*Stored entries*
_ _ _ _
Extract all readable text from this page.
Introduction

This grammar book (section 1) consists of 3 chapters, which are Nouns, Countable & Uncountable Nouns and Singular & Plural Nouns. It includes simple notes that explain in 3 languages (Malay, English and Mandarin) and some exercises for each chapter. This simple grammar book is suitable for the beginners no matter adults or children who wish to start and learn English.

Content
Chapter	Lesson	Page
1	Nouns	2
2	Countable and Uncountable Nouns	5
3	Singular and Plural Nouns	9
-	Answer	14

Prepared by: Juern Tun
_ _ _ _
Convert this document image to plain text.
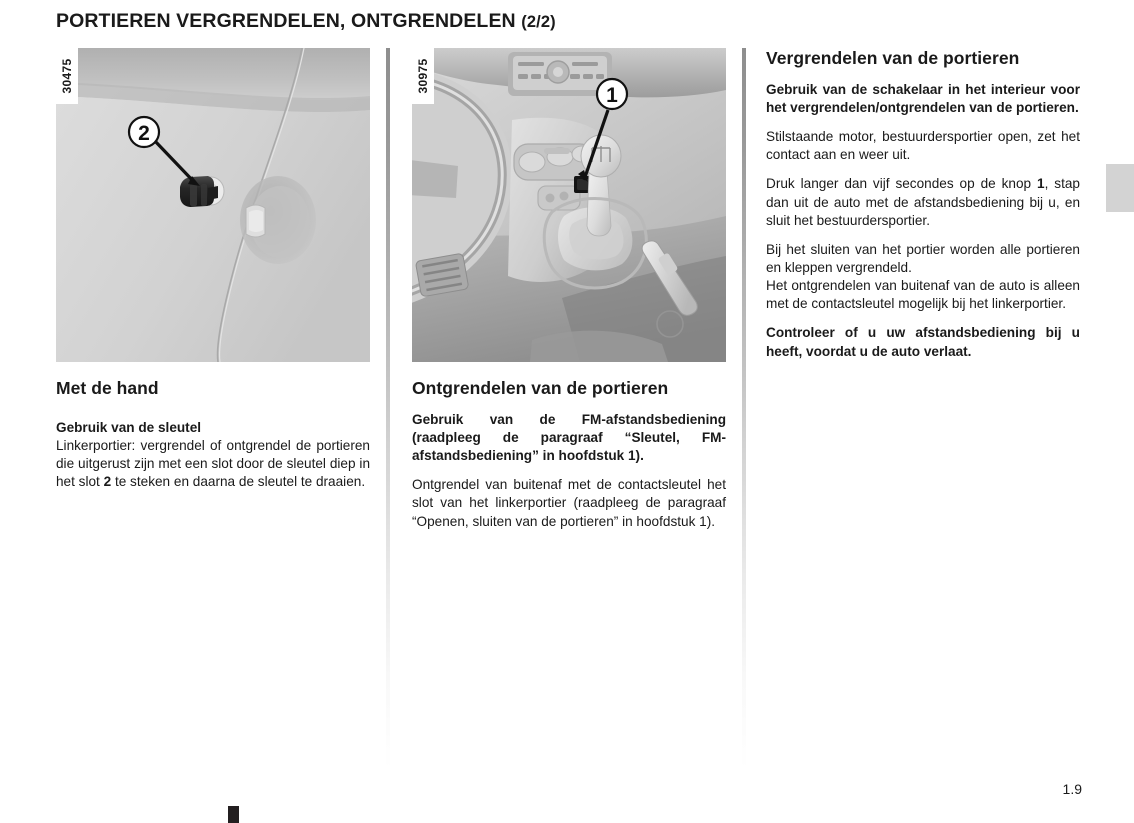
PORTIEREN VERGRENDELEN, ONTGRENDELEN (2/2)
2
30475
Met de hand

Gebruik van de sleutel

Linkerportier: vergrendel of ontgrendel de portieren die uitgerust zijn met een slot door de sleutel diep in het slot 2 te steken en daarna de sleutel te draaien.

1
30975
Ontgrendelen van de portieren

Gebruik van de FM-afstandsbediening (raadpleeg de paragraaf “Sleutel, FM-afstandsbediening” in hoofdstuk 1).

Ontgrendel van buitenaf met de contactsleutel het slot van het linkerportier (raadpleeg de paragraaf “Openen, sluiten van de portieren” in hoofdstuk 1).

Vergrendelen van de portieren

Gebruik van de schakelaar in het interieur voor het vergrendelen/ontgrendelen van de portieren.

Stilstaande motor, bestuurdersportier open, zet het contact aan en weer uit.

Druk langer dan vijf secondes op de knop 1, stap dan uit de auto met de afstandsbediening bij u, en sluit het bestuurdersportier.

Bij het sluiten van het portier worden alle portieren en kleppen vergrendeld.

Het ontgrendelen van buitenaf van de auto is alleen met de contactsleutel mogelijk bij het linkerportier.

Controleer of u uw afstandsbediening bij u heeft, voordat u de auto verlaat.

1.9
_ _ _ _
*Exercise aim*
Go through the records and pull out each line that includes the word "contactsleutel".

*Correct result*
Ontgrendel van buitenaf met de contactsleutel het slot van het linkerportier (raadpleeg de paragraaf “Openen, sluiten van de portieren” in hoofdstuk 1).
Het ontgrendelen van buitenaf van de auto is alleen met de contactsleutel mogelijk bij het linkerportier.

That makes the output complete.